# What needs to be done
Write the data below out exactly as it stands. Do not include the pictures.

====== Dataset content

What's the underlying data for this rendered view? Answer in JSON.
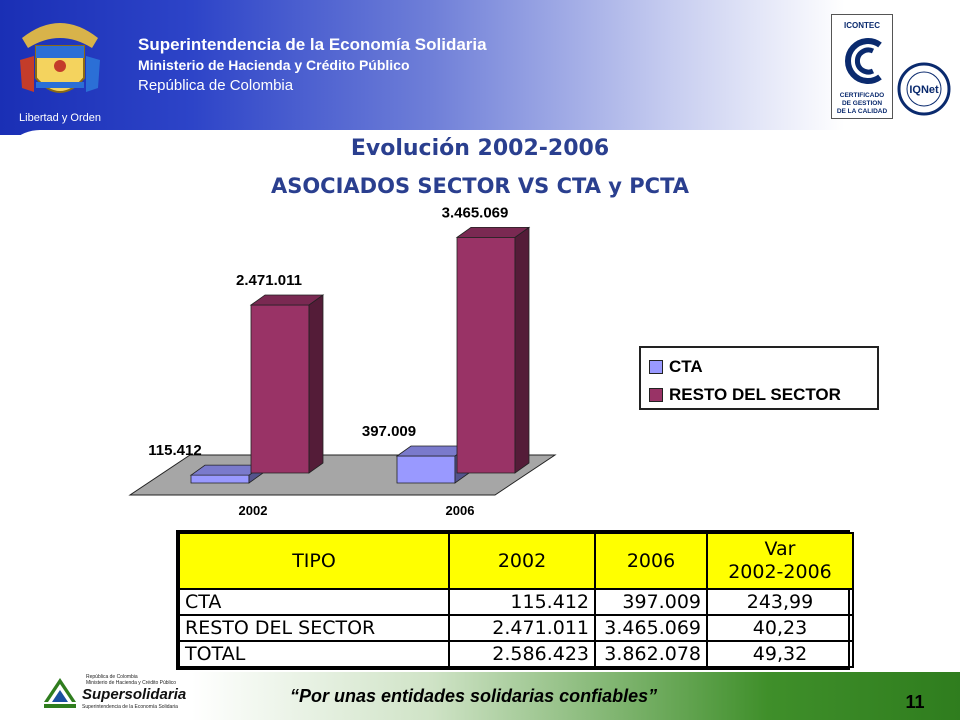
{
  "header": {
    "org_name": "Superintendencia de la Economía Solidaria",
    "ministry": "Ministerio de Hacienda y Crédito Público",
    "country": "República de Colombia",
    "crest_motto": "Libertad y Orden",
    "cert_top": "ICONTEC",
    "cert_line1": "CERTIFICADO",
    "cert_line2": "DE GESTION",
    "cert_line3": "DE LA CALIDAD",
    "iqnet": "IQNet"
  },
  "slide": {
    "title1": "Evolución 2002-2006",
    "title2": "ASOCIADOS SECTOR VS CTA y PCTA",
    "page_number": "11",
    "slogan": "“Por unas entidades solidarias confiables”"
  },
  "chart_data": {
    "type": "bar",
    "categories": [
      "2002",
      "2006"
    ],
    "series": [
      {
        "name": "CTA",
        "values": [
          115412,
          397009
        ],
        "labels": [
          "115.412",
          "397.009"
        ],
        "color": "#9999ff"
      },
      {
        "name": "RESTO DEL SECTOR",
        "values": [
          2471011,
          3465069
        ],
        "labels": [
          "2.471.011",
          "3.465.069"
        ],
        "color": "#993366"
      }
    ],
    "ylim": [
      0,
      3500000
    ],
    "legend_position": "right",
    "grid": false
  },
  "table": {
    "headers": [
      "TIPO",
      "2002",
      "2006",
      "Var",
      "2002-2006"
    ],
    "rows": [
      [
        "CTA",
        "115.412",
        "397.009",
        "243,99"
      ],
      [
        "RESTO DEL SECTOR",
        "2.471.011",
        "3.465.069",
        "40,23"
      ],
      [
        "TOTAL",
        "2.586.423",
        "3.862.078",
        "49,32"
      ]
    ]
  },
  "footer": {
    "logo_name": "Supersolidaria",
    "logo_line1": "República de Colombia",
    "logo_line2": "Ministerio de Hacienda y Crédito Público",
    "logo_line3": "Superintendencia de la Economía Solidaria"
  },
  "colors": {
    "title": "#2a3f8f",
    "table_header": "#ffff00",
    "cta": "#9999ff",
    "resto": "#993366"
  }
}
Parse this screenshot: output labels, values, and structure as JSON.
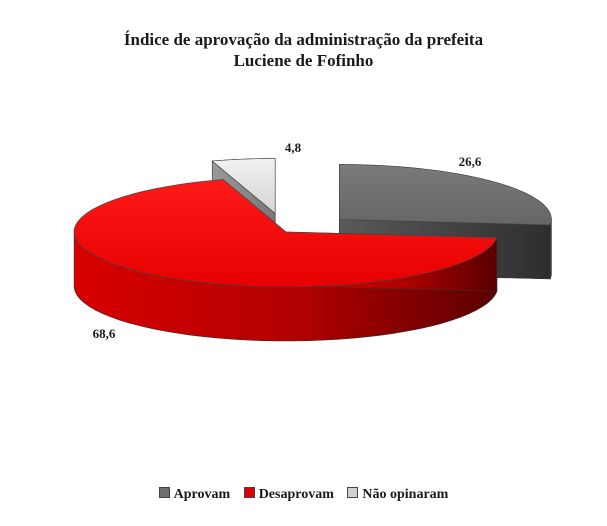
{
  "chart_data": {
    "type": "pie",
    "title_line1": "Índice de aprovação da administração da prefeita",
    "title_line2": "Luciene de Fofinho",
    "categories": [
      "Aprovam",
      "Desaprovam",
      "Não opinaram"
    ],
    "values": [
      26.6,
      68.6,
      4.8
    ],
    "value_labels": [
      "26,6",
      "68,6",
      "4,8"
    ],
    "colors": [
      "#6e6e6e",
      "#e00000",
      "#d0d0d0"
    ],
    "legend_position": "bottom",
    "exploded": true,
    "three_d": true
  }
}
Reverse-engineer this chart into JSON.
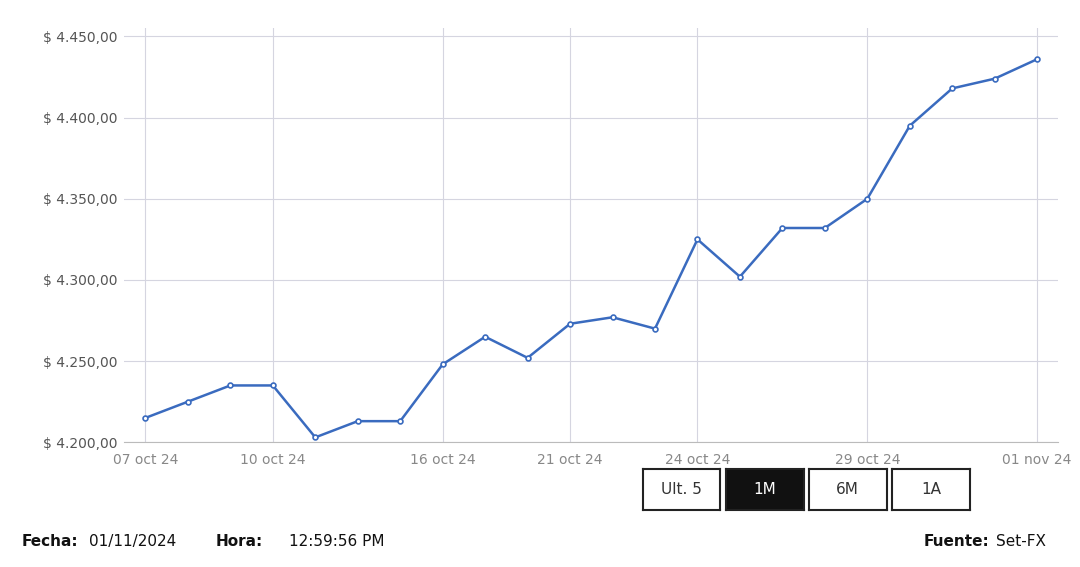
{
  "y_values": [
    4215,
    4225,
    4235,
    4235,
    4203,
    4213,
    4213,
    4248,
    4265,
    4252,
    4273,
    4277,
    4270,
    4325,
    4302,
    4332,
    4332,
    4350,
    4395,
    4418,
    4424,
    4436
  ],
  "x_coords": [
    0,
    1,
    2,
    3,
    4,
    5,
    6,
    7,
    8,
    9,
    10,
    11,
    12,
    13,
    14,
    15,
    16,
    17,
    18,
    19,
    20,
    21
  ],
  "x_tick_map_keys": [
    "07 oct 24",
    "10 oct 24",
    "16 oct 24",
    "21 oct 24",
    "24 oct 24",
    "29 oct 24",
    "01 nov 24"
  ],
  "x_tick_map_vals": [
    0,
    3,
    7,
    10,
    13,
    17,
    21
  ],
  "ylim": [
    4200,
    4455
  ],
  "yticks": [
    4200,
    4250,
    4300,
    4350,
    4400,
    4450
  ],
  "line_color": "#3a6bbf",
  "marker_color": "#ffffff",
  "marker_edge_color": "#3a6bbf",
  "background_color": "#ffffff",
  "grid_color": "#d5d5e0",
  "fecha_label": "Fecha:",
  "fecha_value": "01/11/2024",
  "hora_label": "Hora:",
  "hora_value": "12:59:56 PM",
  "fuente_label": "Fuente:",
  "fuente_value": "Set-FX",
  "buttons": [
    "Ult. 5",
    "1M",
    "6M",
    "1A"
  ],
  "active_button": "1M",
  "xlim": [
    -0.5,
    21.5
  ]
}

============

# Result
What's the underlying data for this rendered view? Answer in JSON.
{
  "header": {
    "org_name": "Superintendencia de la Economía Solidaria",
    "ministry": "Ministerio de Hacienda y Crédito Público",
    "country": "República de Colombia",
    "crest_motto": "Libertad y Orden",
    "cert_top": "ICONTEC",
    "cert_line1": "CERTIFICADO",
    "cert_line2": "DE GESTION",
    "cert_line3": "DE LA CALIDAD",
    "iqnet": "IQNet"
  },
  "slide": {
    "title1": "Evolución 2002-2006",
    "title2": "ASOCIADOS SECTOR VS CTA y PCTA",
    "page_number": "11",
    "slogan": "“Por unas entidades solidarias confiables”"
  },
  "chart_data": {
    "type": "bar",
    "categories": [
      "2002",
      "2006"
    ],
    "series": [
      {
        "name": "CTA",
        "values": [
          115412,
          397009
        ],
        "labels": [
          "115.412",
          "397.009"
        ],
        "color": "#9999ff"
      },
      {
        "name": "RESTO DEL SECTOR",
        "values": [
          2471011,
          3465069
        ],
        "labels": [
          "2.471.011",
          "3.465.069"
        ],
        "color": "#993366"
      }
    ],
    "ylim": [
      0,
      3500000
    ],
    "legend_position": "right",
    "grid": false
  },
  "table": {
    "headers": [
      "TIPO",
      "2002",
      "2006",
      "Var",
      "2002-2006"
    ],
    "rows": [
      [
        "CTA",
        "115.412",
        "397.009",
        "243,99"
      ],
      [
        "RESTO DEL SECTOR",
        "2.471.011",
        "3.465.069",
        "40,23"
      ],
      [
        "TOTAL",
        "2.586.423",
        "3.862.078",
        "49,32"
      ]
    ]
  },
  "footer": {
    "logo_name": "Supersolidaria",
    "logo_line1": "República de Colombia",
    "logo_line2": "Ministerio de Hacienda y Crédito Público",
    "logo_line3": "Superintendencia de la Economía Solidaria"
  },
  "colors": {
    "title": "#2a3f8f",
    "table_header": "#ffff00",
    "cta": "#9999ff",
    "resto": "#993366"
  }
}
Parse this screenshot: output labels, values, and structure as JSON.
{
  "chart_data": {
    "type": "pie",
    "title_line1": "Índice de aprovação da administração da prefeita",
    "title_line2": "Luciene de Fofinho",
    "categories": [
      "Aprovam",
      "Desaprovam",
      "Não opinaram"
    ],
    "values": [
      26.6,
      68.6,
      4.8
    ],
    "value_labels": [
      "26,6",
      "68,6",
      "4,8"
    ],
    "colors": [
      "#6e6e6e",
      "#e00000",
      "#d0d0d0"
    ],
    "legend_position": "bottom",
    "exploded": true,
    "three_d": true
  }
}
Reverse-engineer this chart into JSON.
{
  "y_values": [
    4215,
    4225,
    4235,
    4235,
    4203,
    4213,
    4213,
    4248,
    4265,
    4252,
    4273,
    4277,
    4270,
    4325,
    4302,
    4332,
    4332,
    4350,
    4395,
    4418,
    4424,
    4436
  ],
  "x_coords": [
    0,
    1,
    2,
    3,
    4,
    5,
    6,
    7,
    8,
    9,
    10,
    11,
    12,
    13,
    14,
    15,
    16,
    17,
    18,
    19,
    20,
    21
  ],
  "x_tick_map_keys": [
    "07 oct 24",
    "10 oct 24",
    "16 oct 24",
    "21 oct 24",
    "24 oct 24",
    "29 oct 24",
    "01 nov 24"
  ],
  "x_tick_map_vals": [
    0,
    3,
    7,
    10,
    13,
    17,
    21
  ],
  "ylim": [
    4200,
    4455
  ],
  "yticks": [
    4200,
    4250,
    4300,
    4350,
    4400,
    4450
  ],
  "line_color": "#3a6bbf",
  "marker_color": "#ffffff",
  "marker_edge_color": "#3a6bbf",
  "background_color": "#ffffff",
  "grid_color": "#d5d5e0",
  "fecha_label": "Fecha:",
  "fecha_value": "01/11/2024",
  "hora_label": "Hora:",
  "hora_value": "12:59:56 PM",
  "fuente_label": "Fuente:",
  "fuente_value": "Set-FX",
  "buttons": [
    "Ult. 5",
    "1M",
    "6M",
    "1A"
  ],
  "active_button": "1M",
  "xlim": [
    -0.5,
    21.5
  ]
}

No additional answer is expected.